All records below are to be repeated exactly, with the pictures left out.

── Supplied information

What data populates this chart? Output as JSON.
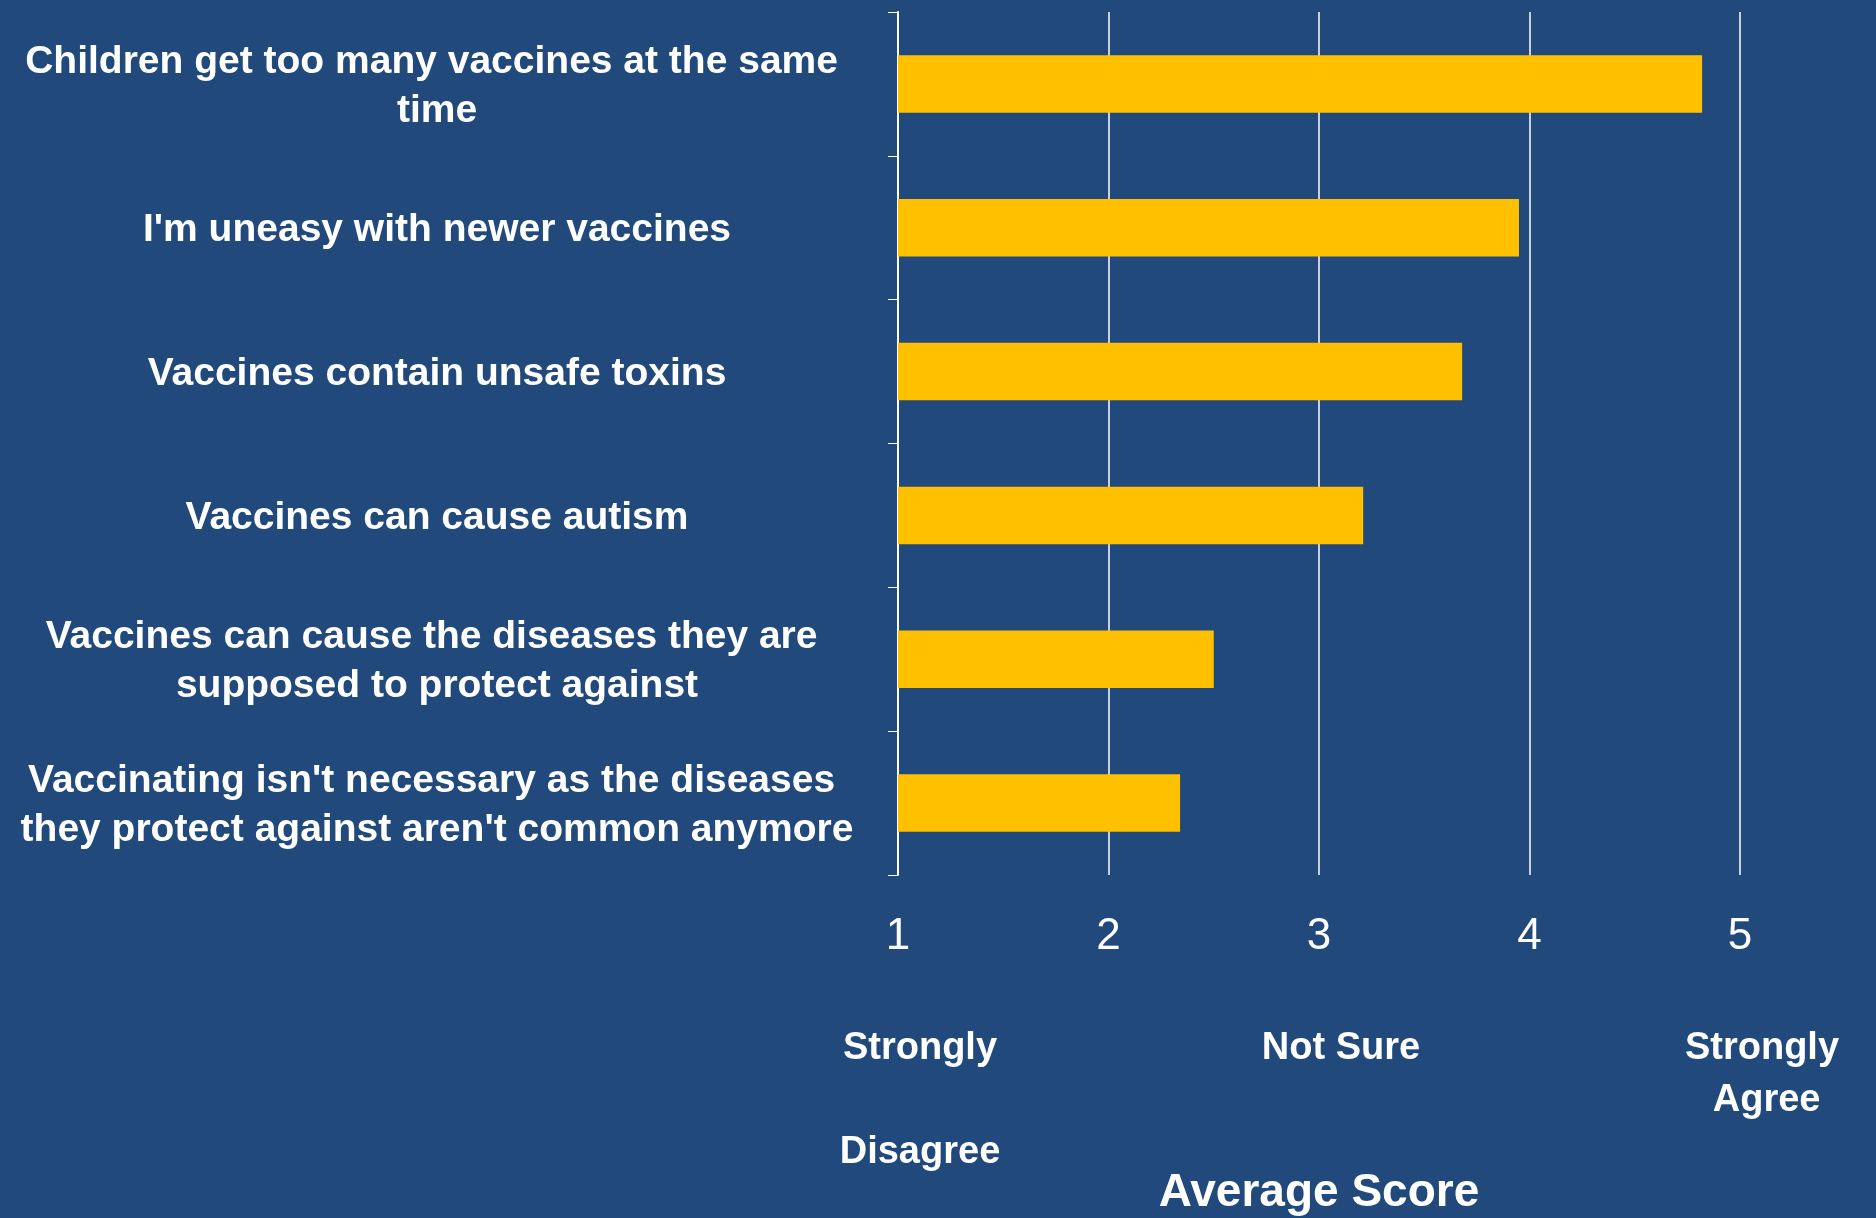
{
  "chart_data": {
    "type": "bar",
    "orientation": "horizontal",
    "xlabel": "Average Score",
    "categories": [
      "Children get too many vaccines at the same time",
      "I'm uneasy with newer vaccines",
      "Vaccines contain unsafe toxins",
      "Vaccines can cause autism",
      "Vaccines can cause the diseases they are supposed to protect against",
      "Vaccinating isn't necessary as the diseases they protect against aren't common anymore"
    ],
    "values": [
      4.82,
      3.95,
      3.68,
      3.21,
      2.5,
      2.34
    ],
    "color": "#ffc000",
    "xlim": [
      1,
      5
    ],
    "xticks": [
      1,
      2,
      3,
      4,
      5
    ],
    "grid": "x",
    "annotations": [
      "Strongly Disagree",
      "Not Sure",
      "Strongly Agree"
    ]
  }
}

────

# Solution for this task
What data populates this chart? Output as JSON.
{
  "chart_data": {
    "type": "bar",
    "orientation": "horizontal",
    "xlabel": "Average Score",
    "categories": [
      "Children get too many vaccines at the same time",
      "I'm uneasy with newer vaccines",
      "Vaccines contain unsafe toxins",
      "Vaccines can cause autism",
      "Vaccines can cause the diseases they are supposed to protect against",
      "Vaccinating isn't necessary as the diseases they protect against aren't common anymore"
    ],
    "values": [
      4.82,
      3.95,
      3.68,
      3.21,
      2.5,
      2.34
    ],
    "color": "#ffc000",
    "xlim": [
      1,
      5
    ],
    "xticks": [
      1,
      2,
      3,
      4,
      5
    ],
    "grid": "x",
    "annotations": [
      "Strongly Disagree",
      "Not Sure",
      "Strongly Agree"
    ]
  }
}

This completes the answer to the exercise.